Rows from a dataset
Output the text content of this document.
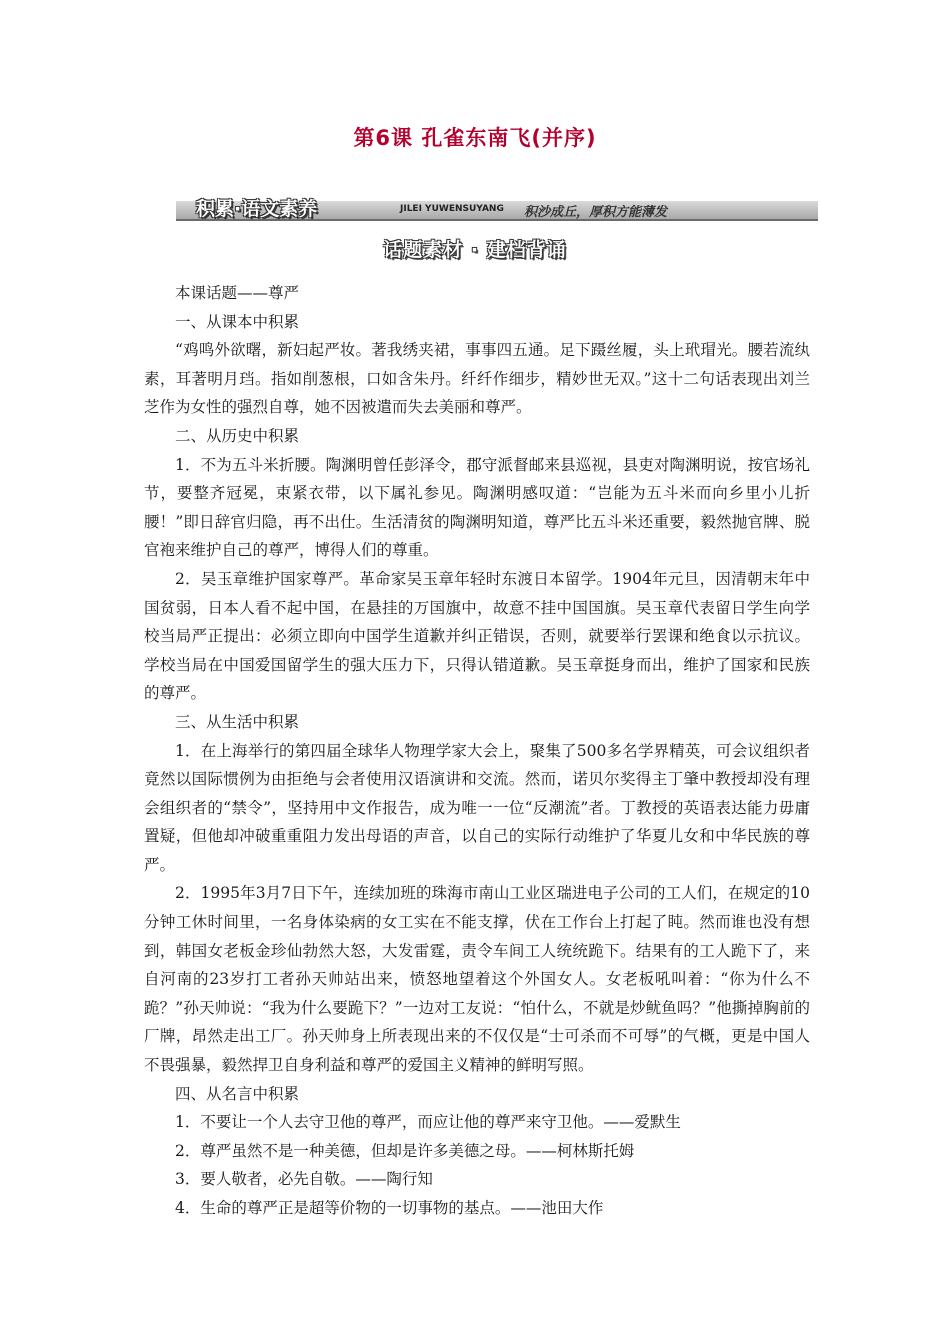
第6课 孔雀东南飞(并序)
积累·语文素养	JILEI YUWENSUYANG 积沙成丘，厚积方能薄发
话题素材 · 建档背诵

本课话题——尊严

一、从课本中积累

“鸡鸣外欲曙，新妇起严妆。著我绣夹裙，事事四五通。足下蹑丝履，头上玳瑁光。腰若流纨素，耳著明月珰。指如削葱根，口如含朱丹。纤纤作细步，精妙世无双。”这十二句话表现出刘兰芝作为女性的强烈自尊，她不因被遣而失去美丽和尊严。

二、从历史中积累

1．不为五斗米折腰。陶渊明曾任彭泽令，郡守派督邮来县巡视，县吏对陶渊明说，按官场礼节，要整齐冠冕，束紧衣带，以下属礼参见。陶渊明感叹道：“岂能为五斗米而向乡里小儿折腰！”即日辞官归隐，再不出仕。生活清贫的陶渊明知道，尊严比五斗米还重要，毅然抛官牌、脱官袍来维护自己的尊严，博得人们的尊重。

2．吴玉章维护国家尊严。革命家吴玉章年轻时东渡日本留学。1904年元旦，因清朝末年中国贫弱，日本人看不起中国，在悬挂的万国旗中，故意不挂中国国旗。吴玉章代表留日学生向学校当局严正提出：必须立即向中国学生道歉并纠正错误，否则，就要举行罢课和绝食以示抗议。学校当局在中国爱国留学生的强大压力下，只得认错道歉。吴玉章挺身而出，维护了国家和民族的尊严。

三、从生活中积累

1．在上海举行的第四届全球华人物理学家大会上，聚集了500多名学界精英，可会议组织者竟然以国际惯例为由拒绝与会者使用汉语演讲和交流。然而，诺贝尔奖得主丁肇中教授却没有理会组织者的“禁令”，坚持用中文作报告，成为唯一一位“反潮流”者。丁教授的英语表达能力毋庸置疑，但他却冲破重重阻力发出母语的声音，以自己的实际行动维护了华夏儿女和中华民族的尊严。

2．1995年3月7日下午，连续加班的珠海市南山工业区瑞进电子公司的工人们，在规定的10分钟工休时间里，一名身体染病的女工实在不能支撑，伏在工作台上打起了盹。然而谁也没有想到，韩国女老板金珍仙勃然大怒，大发雷霆，责令车间工人统统跪下。结果有的工人跪下了，来自河南的23岁打工者孙天帅站出来，愤怒地望着这个外国女人。女老板吼叫着：“你为什么不跪？”孙天帅说：“我为什么要跪下？”一边对工友说：“怕什么，不就是炒鱿鱼吗？”他撕掉胸前的厂牌，昂然走出工厂。孙天帅身上所表现出来的不仅仅是“士可杀而不可辱”的气概，更是中国人不畏强暴，毅然捍卫自身利益和尊严的爱国主义精神的鲜明写照。

四、从名言中积累

1．不要让一个人去守卫他的尊严，而应让他的尊严来守卫他。——爱默生

2．尊严虽然不是一种美德，但却是许多美德之母。——柯林斯托姆

3．要人敬者，必先自敬。——陶行知

4．生命的尊严正是超等价物的一切事物的基点。——池田大作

• **THE PROBLEM**: Transcribe every entry word for word, but skip the pictures.

• **WRITTEN SOLUTION**:
Output the text content of this document.
第6课 孔雀东南飞(并序)
积累·语文素养	JILEI YUWENSUYANG 积沙成丘，厚积方能薄发
话题素材 · 建档背诵

本课话题——尊严

一、从课本中积累

“鸡鸣外欲曙，新妇起严妆。著我绣夹裙，事事四五通。足下蹑丝履，头上玳瑁光。腰若流纨素，耳著明月珰。指如削葱根，口如含朱丹。纤纤作细步，精妙世无双。”这十二句话表现出刘兰芝作为女性的强烈自尊，她不因被遣而失去美丽和尊严。

二、从历史中积累

1．不为五斗米折腰。陶渊明曾任彭泽令，郡守派督邮来县巡视，县吏对陶渊明说，按官场礼节，要整齐冠冕，束紧衣带，以下属礼参见。陶渊明感叹道：“岂能为五斗米而向乡里小儿折腰！”即日辞官归隐，再不出仕。生活清贫的陶渊明知道，尊严比五斗米还重要，毅然抛官牌、脱官袍来维护自己的尊严，博得人们的尊重。

2．吴玉章维护国家尊严。革命家吴玉章年轻时东渡日本留学。1904年元旦，因清朝末年中国贫弱，日本人看不起中国，在悬挂的万国旗中，故意不挂中国国旗。吴玉章代表留日学生向学校当局严正提出：必须立即向中国学生道歉并纠正错误，否则，就要举行罢课和绝食以示抗议。学校当局在中国爱国留学生的强大压力下，只得认错道歉。吴玉章挺身而出，维护了国家和民族的尊严。

三、从生活中积累

1．在上海举行的第四届全球华人物理学家大会上，聚集了500多名学界精英，可会议组织者竟然以国际惯例为由拒绝与会者使用汉语演讲和交流。然而，诺贝尔奖得主丁肇中教授却没有理会组织者的“禁令”，坚持用中文作报告，成为唯一一位“反潮流”者。丁教授的英语表达能力毋庸置疑，但他却冲破重重阻力发出母语的声音，以自己的实际行动维护了华夏儿女和中华民族的尊严。

2．1995年3月7日下午，连续加班的珠海市南山工业区瑞进电子公司的工人们，在规定的10分钟工休时间里，一名身体染病的女工实在不能支撑，伏在工作台上打起了盹。然而谁也没有想到，韩国女老板金珍仙勃然大怒，大发雷霆，责令车间工人统统跪下。结果有的工人跪下了，来自河南的23岁打工者孙天帅站出来，愤怒地望着这个外国女人。女老板吼叫着：“你为什么不跪？”孙天帅说：“我为什么要跪下？”一边对工友说：“怕什么，不就是炒鱿鱼吗？”他撕掉胸前的厂牌，昂然走出工厂。孙天帅身上所表现出来的不仅仅是“士可杀而不可辱”的气概，更是中国人不畏强暴，毅然捍卫自身利益和尊严的爱国主义精神的鲜明写照。

四、从名言中积累

1．不要让一个人去守卫他的尊严，而应让他的尊严来守卫他。——爱默生

2．尊严虽然不是一种美德，但却是许多美德之母。——柯林斯托姆

3．要人敬者，必先自敬。——陶行知

4．生命的尊严正是超等价物的一切事物的基点。——池田大作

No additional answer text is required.